Repeat the material verbatim. Images are excluded from the copy.

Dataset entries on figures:
★ ★ ★

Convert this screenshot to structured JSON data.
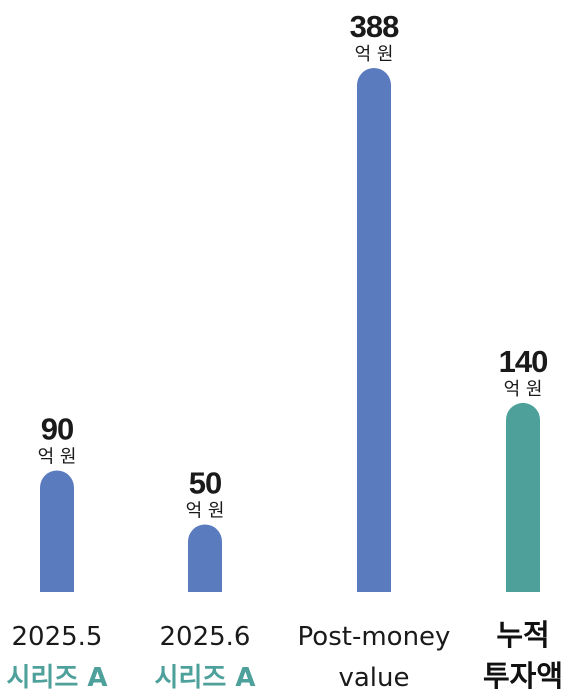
{
  "chart_data": {
    "type": "bar",
    "categories": [
      {
        "lines": [
          "2025.5",
          "시리즈 A"
        ],
        "style": [
          "normal",
          "accent"
        ]
      },
      {
        "lines": [
          "2025.6",
          "시리즈 A"
        ],
        "style": [
          "normal",
          "accent"
        ]
      },
      {
        "lines": [
          "Post-money",
          "value"
        ],
        "style": [
          "normal",
          "normal"
        ]
      },
      {
        "lines": [
          "누적",
          "투자액"
        ],
        "style": [
          "bold",
          "bold"
        ]
      }
    ],
    "values": [
      90,
      50,
      388,
      140
    ],
    "value_labels": [
      "90",
      "50",
      "388",
      "140"
    ],
    "unit": "억 원",
    "bar_colors": [
      "#5b7bbf",
      "#5b7bbf",
      "#5b7bbf",
      "#4ea19b"
    ],
    "colors": {
      "accent_text": "#4ea19b",
      "text": "#1a1a1a"
    },
    "ylim": [
      0,
      388
    ],
    "grid": false,
    "legend": "none"
  }
}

★ ★ ★

Solution to this task:
Convert this screenshot to structured JSON data.
{
  "chart_data": {
    "type": "bar",
    "categories": [
      {
        "lines": [
          "2025.5",
          "시리즈 A"
        ],
        "style": [
          "normal",
          "accent"
        ]
      },
      {
        "lines": [
          "2025.6",
          "시리즈 A"
        ],
        "style": [
          "normal",
          "accent"
        ]
      },
      {
        "lines": [
          "Post-money",
          "value"
        ],
        "style": [
          "normal",
          "normal"
        ]
      },
      {
        "lines": [
          "누적",
          "투자액"
        ],
        "style": [
          "bold",
          "bold"
        ]
      }
    ],
    "values": [
      90,
      50,
      388,
      140
    ],
    "value_labels": [
      "90",
      "50",
      "388",
      "140"
    ],
    "unit": "억 원",
    "bar_colors": [
      "#5b7bbf",
      "#5b7bbf",
      "#5b7bbf",
      "#4ea19b"
    ],
    "colors": {
      "accent_text": "#4ea19b",
      "text": "#1a1a1a"
    },
    "ylim": [
      0,
      388
    ],
    "grid": false,
    "legend": "none"
  }
}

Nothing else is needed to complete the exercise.